Document segment:
Investgation of Circumstances attending the Loss of the San Francisco.
Examination into the Conduct of Col. Gates and other Army Officers.
The Court of Inquiry, convened by order of the President of the United States, to investigate the circumstances attending the loss of the U. S. transport steamer San Francisco, and such other matters as may relate to the embarkation of the troops and the conduct of the officers and men of the command, commenced its sessions yesterday morning at the headquarters of General Scott, the Commander-in-Chief, at No. 114 West Eleventh street.
The Court consists of the following members: Major Gen. Winfield Scott, Commander-in-Chief; Gen. Stanton, Q. M. Dept.; Col. Sumner, 1st Dragoons; Major John F. Lee, Judge Advocate.
The Court having previously in secret session, now opened its doors, and upon entering the room with a brother reporter, we were informed by General Scott, with the concurrence of the Court that if there were any reporters in the room, he desired to say that they neither invited or declined their presence, but wished it to be understood that they would be admitted just as any other citizens who might desire to hear the public proceedings of the Court. The General very kindly added that he desired us to have all the facilities which the room afforded for writing. A table was furnished us accordingly, for which as well as for the general courtesy that has been extended to us by the Judge Advocate and other members of the Court of Inquiry, we take this opportunity for returning our most sincere thanks.

Entries:
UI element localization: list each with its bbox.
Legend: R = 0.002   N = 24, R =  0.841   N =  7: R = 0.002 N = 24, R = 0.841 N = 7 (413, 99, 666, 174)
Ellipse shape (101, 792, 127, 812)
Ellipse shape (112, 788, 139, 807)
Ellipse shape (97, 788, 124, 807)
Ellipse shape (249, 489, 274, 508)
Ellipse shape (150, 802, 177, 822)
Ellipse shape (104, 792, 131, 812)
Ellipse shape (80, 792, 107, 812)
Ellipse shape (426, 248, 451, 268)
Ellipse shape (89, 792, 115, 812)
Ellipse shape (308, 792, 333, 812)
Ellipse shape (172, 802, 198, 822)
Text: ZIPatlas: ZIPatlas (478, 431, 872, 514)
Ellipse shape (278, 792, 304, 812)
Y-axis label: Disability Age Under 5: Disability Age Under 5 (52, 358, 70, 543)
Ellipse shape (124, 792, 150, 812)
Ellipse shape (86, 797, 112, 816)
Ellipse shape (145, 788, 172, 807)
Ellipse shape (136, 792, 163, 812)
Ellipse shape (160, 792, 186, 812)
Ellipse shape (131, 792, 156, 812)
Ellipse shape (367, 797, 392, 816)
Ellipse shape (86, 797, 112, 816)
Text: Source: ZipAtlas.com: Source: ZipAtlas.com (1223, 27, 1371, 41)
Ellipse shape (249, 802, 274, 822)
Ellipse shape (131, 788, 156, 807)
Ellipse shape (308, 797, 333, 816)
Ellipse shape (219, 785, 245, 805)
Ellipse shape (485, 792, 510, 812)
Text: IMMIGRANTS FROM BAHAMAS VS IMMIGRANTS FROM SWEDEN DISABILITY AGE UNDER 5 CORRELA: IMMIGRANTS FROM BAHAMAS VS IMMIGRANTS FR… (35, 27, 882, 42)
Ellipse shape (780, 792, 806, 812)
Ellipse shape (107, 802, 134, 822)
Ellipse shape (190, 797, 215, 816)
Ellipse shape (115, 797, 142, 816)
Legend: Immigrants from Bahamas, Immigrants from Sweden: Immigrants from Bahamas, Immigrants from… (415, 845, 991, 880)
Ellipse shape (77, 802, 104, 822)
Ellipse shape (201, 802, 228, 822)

...

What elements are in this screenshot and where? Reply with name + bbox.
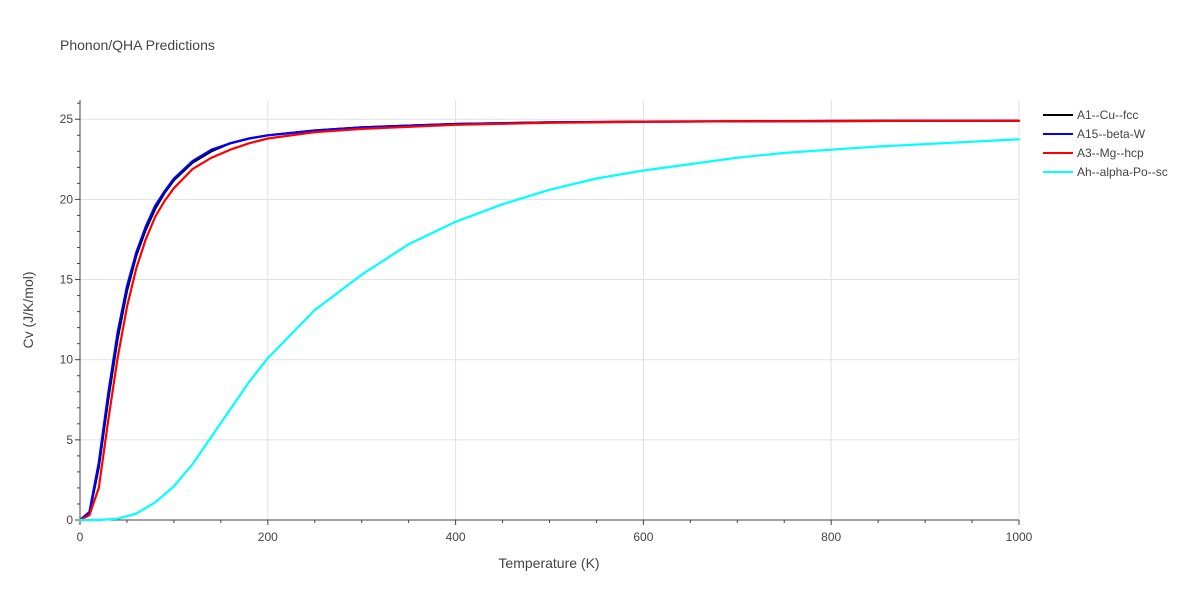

Given task: Write a continuation of the report on the court of inquiry into the loss of the San Francisco, starting after its last sentence. The listing has no connection to the report on the inquiry.

Task response:
General Scott then observed to the Court that it would be improper to proceed with the taking of testimony until the arrival of the officers into whose conduct they were particularly directed to inquire, (referring to Col. Gates). This officer was accordingly notified that the Court was in session
General Winfield Scott, the President of the Court, whose glorious achievements have made his name a household-word throughout the land, was seated at the head of the table; beside him lay the splendid award presented to the old Hero by the State of Louisiana. It bears the following inscription:
"Presented by the People of the State of Louisiana to General Winfield Scott, for his gallantry, and Generalship exhibited in the siege of Vera Cruz, in the battles of Cerro, Gordo, Contreras, Charousco, Molino del Rey, Chapultepec, and in the final entry into the city of Mexico."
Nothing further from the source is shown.